• **Stored records**:
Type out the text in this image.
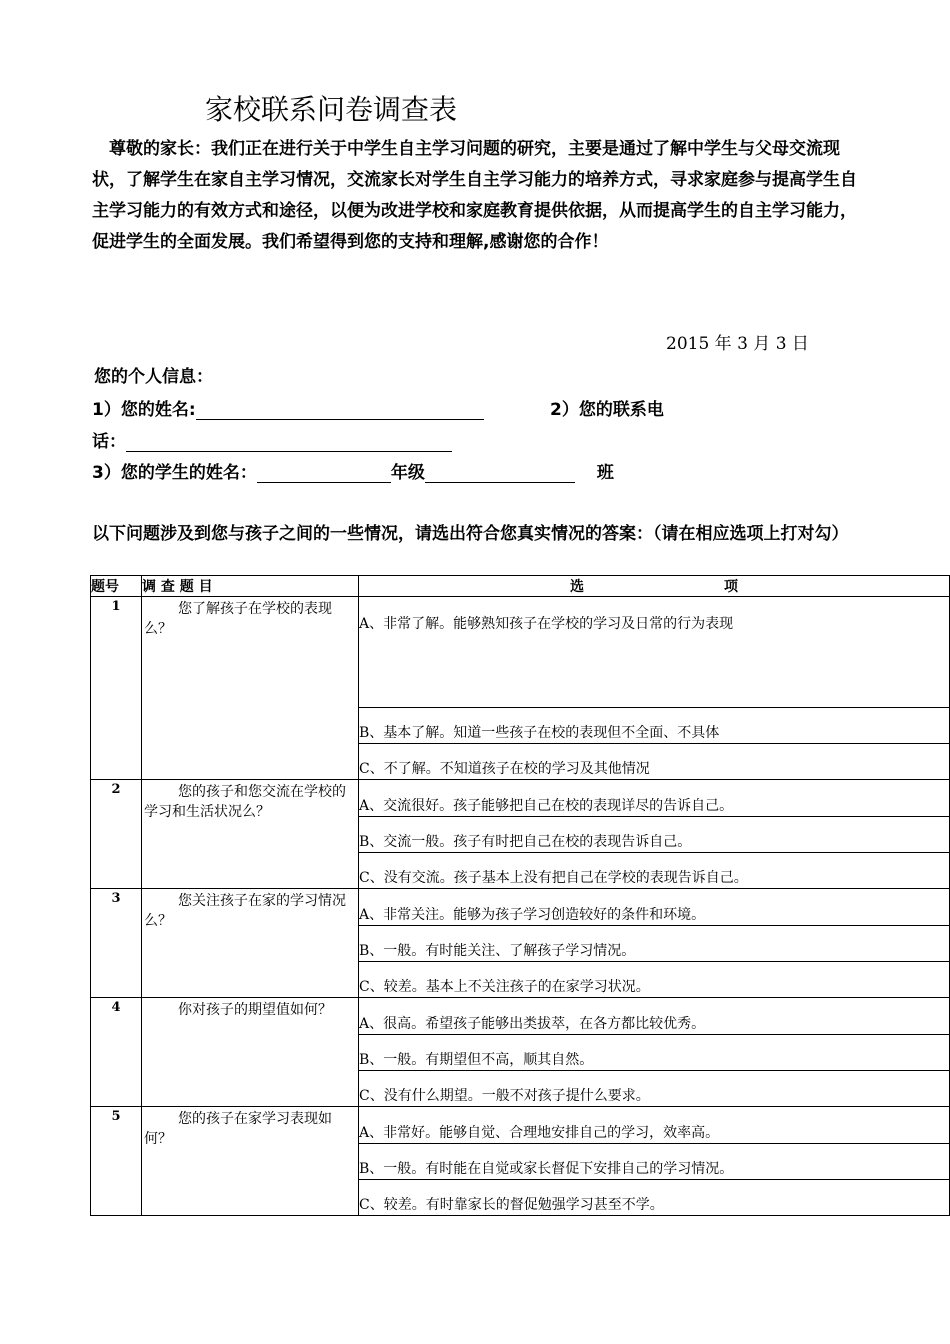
家校联系问卷调查表
尊敬的家长：我们正在进行关于中学生自主学习问题的研究，主要是通过了解中学生与父母交流现状，了解学生在家自主学习情况，交流家长对学生自主学习能力的培养方式，寻求家庭参与提高学生自主学习能力的有效方式和途径，以便为改进学校和家庭教育提供依据，从而提高学生的自主学习能力，促进学生的全面发展。我们希望得到您的支持和理解,感谢您的合作！
2015 年 3 月 3 日
您的个人信息：
1）您的姓名:	2）您的联系电
话：
3）您的学生的姓名：	年级	班
以下问题涉及到您与孩子之间的一些情况，请选出符合您真实情况的答案：（请在相应选项上打对勾）
题号	调 查 题 目	选 项

1	您了解孩子在学校的表现么？	A、非常了解。能够熟知孩子在学校的学习及日常的行为表现
B、基本了解。知道一些孩子在校的表现但不全面、不具体
C、不了解。不知道孩子在校的学习及其他情况

2	您的孩子和您交流在学校的学习和生活状况么？	A、交流很好。孩子能够把自己在校的表现详尽的告诉自己。
B、交流一般。孩子有时把自己在校的表现告诉自己。
C、没有交流。孩子基本上没有把自己在学校的表现告诉自己。

3	您关注孩子在家的学习情况么？	A、非常关注。能够为孩子学习创造较好的条件和环境。
B、一般。有时能关注、了解孩子学习情况。
C、较差。基本上不关注孩子的在家学习状况。

4	你对孩子的期望值如何？	A、很高。希望孩子能够出类拔萃，在各方都比较优秀。
B、一般。有期望但不高，顺其自然。
C、没有什么期望。一般不对孩子提什么要求。

5	您的孩子在家学习表现如何？	A、非常好。能够自觉、合理地安排自己的学习，效率高。
B、一般。有时能在自觉或家长督促下安排自己的学习情况。
C、较差。有时靠家长的督促勉强学习甚至不学。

• **Direction**:
Every record above should come back exactly, but without its pictures.

• **Written response**:
Type out the text in this image.
家校联系问卷调查表
尊敬的家长：我们正在进行关于中学生自主学习问题的研究，主要是通过了解中学生与父母交流现状，了解学生在家自主学习情况，交流家长对学生自主学习能力的培养方式，寻求家庭参与提高学生自主学习能力的有效方式和途径，以便为改进学校和家庭教育提供依据，从而提高学生的自主学习能力，促进学生的全面发展。我们希望得到您的支持和理解,感谢您的合作！
2015 年 3 月 3 日
您的个人信息：
1）您的姓名:	2）您的联系电
话：
3）您的学生的姓名：	年级	班
以下问题涉及到您与孩子之间的一些情况，请选出符合您真实情况的答案：（请在相应选项上打对勾）
题号	调 查 题 目	选 项

1	您了解孩子在学校的表现么？	A、非常了解。能够熟知孩子在学校的学习及日常的行为表现
B、基本了解。知道一些孩子在校的表现但不全面、不具体
C、不了解。不知道孩子在校的学习及其他情况

2	您的孩子和您交流在学校的学习和生活状况么？	A、交流很好。孩子能够把自己在校的表现详尽的告诉自己。
B、交流一般。孩子有时把自己在校的表现告诉自己。
C、没有交流。孩子基本上没有把自己在学校的表现告诉自己。

3	您关注孩子在家的学习情况么？	A、非常关注。能够为孩子学习创造较好的条件和环境。
B、一般。有时能关注、了解孩子学习情况。
C、较差。基本上不关注孩子的在家学习状况。

4	你对孩子的期望值如何？	A、很高。希望孩子能够出类拔萃，在各方都比较优秀。
B、一般。有期望但不高，顺其自然。
C、没有什么期望。一般不对孩子提什么要求。

5	您的孩子在家学习表现如何？	A、非常好。能够自觉、合理地安排自己的学习，效率高。
B、一般。有时能在自觉或家长督促下安排自己的学习情况。
C、较差。有时靠家长的督促勉强学习甚至不学。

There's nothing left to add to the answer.